▽
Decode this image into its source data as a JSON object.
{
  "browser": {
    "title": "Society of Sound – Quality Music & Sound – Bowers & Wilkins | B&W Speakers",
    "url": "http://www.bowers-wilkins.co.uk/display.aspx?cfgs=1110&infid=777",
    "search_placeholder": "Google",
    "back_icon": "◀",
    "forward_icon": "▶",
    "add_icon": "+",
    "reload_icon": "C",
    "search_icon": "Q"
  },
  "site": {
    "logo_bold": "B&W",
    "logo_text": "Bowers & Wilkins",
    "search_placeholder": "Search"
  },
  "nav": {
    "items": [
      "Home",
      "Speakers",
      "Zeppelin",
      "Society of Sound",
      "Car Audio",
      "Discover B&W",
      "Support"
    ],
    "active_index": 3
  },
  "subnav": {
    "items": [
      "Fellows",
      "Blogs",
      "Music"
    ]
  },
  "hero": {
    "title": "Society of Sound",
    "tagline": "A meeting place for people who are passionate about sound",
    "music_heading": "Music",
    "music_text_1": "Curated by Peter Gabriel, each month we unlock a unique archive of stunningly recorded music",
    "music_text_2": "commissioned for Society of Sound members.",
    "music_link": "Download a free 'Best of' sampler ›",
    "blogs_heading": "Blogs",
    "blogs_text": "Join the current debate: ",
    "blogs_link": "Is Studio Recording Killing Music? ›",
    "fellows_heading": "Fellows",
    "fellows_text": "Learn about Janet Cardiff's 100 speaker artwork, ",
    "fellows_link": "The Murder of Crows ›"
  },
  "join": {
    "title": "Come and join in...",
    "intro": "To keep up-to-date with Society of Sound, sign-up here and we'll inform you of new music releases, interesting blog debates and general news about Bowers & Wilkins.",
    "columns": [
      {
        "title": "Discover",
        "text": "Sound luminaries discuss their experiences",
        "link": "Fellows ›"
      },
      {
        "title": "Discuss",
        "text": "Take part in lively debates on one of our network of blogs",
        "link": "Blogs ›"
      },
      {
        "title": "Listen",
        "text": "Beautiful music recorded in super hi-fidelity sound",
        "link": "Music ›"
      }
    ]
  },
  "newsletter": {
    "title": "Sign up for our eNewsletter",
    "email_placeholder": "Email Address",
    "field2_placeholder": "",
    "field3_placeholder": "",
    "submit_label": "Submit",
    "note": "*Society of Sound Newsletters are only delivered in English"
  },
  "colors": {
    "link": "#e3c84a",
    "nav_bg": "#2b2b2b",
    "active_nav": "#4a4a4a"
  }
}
△
◆ Task prompt
Write out the entire listing exactly.

◆ Solution to this exercise
Decode this image into its source data as a JSON object.
{
  "browser": {
    "title": "Society of Sound – Quality Music & Sound – Bowers & Wilkins | B&W Speakers",
    "url": "http://www.bowers-wilkins.co.uk/display.aspx?cfgs=1110&infid=777",
    "search_placeholder": "Google",
    "back_icon": "◀",
    "forward_icon": "▶",
    "add_icon": "+",
    "reload_icon": "C",
    "search_icon": "Q"
  },
  "site": {
    "logo_bold": "B&W",
    "logo_text": "Bowers & Wilkins",
    "search_placeholder": "Search"
  },
  "nav": {
    "items": [
      "Home",
      "Speakers",
      "Zeppelin",
      "Society of Sound",
      "Car Audio",
      "Discover B&W",
      "Support"
    ],
    "active_index": 3
  },
  "subnav": {
    "items": [
      "Fellows",
      "Blogs",
      "Music"
    ]
  },
  "hero": {
    "title": "Society of Sound",
    "tagline": "A meeting place for people who are passionate about sound",
    "music_heading": "Music",
    "music_text_1": "Curated by Peter Gabriel, each month we unlock a unique archive of stunningly recorded music",
    "music_text_2": "commissioned for Society of Sound members.",
    "music_link": "Download a free 'Best of' sampler ›",
    "blogs_heading": "Blogs",
    "blogs_text": "Join the current debate: ",
    "blogs_link": "Is Studio Recording Killing Music? ›",
    "fellows_heading": "Fellows",
    "fellows_text": "Learn about Janet Cardiff's 100 speaker artwork, ",
    "fellows_link": "The Murder of Crows ›"
  },
  "join": {
    "title": "Come and join in...",
    "intro": "To keep up-to-date with Society of Sound, sign-up here and we'll inform you of new music releases, interesting blog debates and general news about Bowers & Wilkins.",
    "columns": [
      {
        "title": "Discover",
        "text": "Sound luminaries discuss their experiences",
        "link": "Fellows ›"
      },
      {
        "title": "Discuss",
        "text": "Take part in lively debates on one of our network of blogs",
        "link": "Blogs ›"
      },
      {
        "title": "Listen",
        "text": "Beautiful music recorded in super hi-fidelity sound",
        "link": "Music ›"
      }
    ]
  },
  "newsletter": {
    "title": "Sign up for our eNewsletter",
    "email_placeholder": "Email Address",
    "field2_placeholder": "",
    "field3_placeholder": "",
    "submit_label": "Submit",
    "note": "*Society of Sound Newsletters are only delivered in English"
  },
  "colors": {
    "link": "#e3c84a",
    "nav_bg": "#2b2b2b",
    "active_nav": "#4a4a4a"
  }
}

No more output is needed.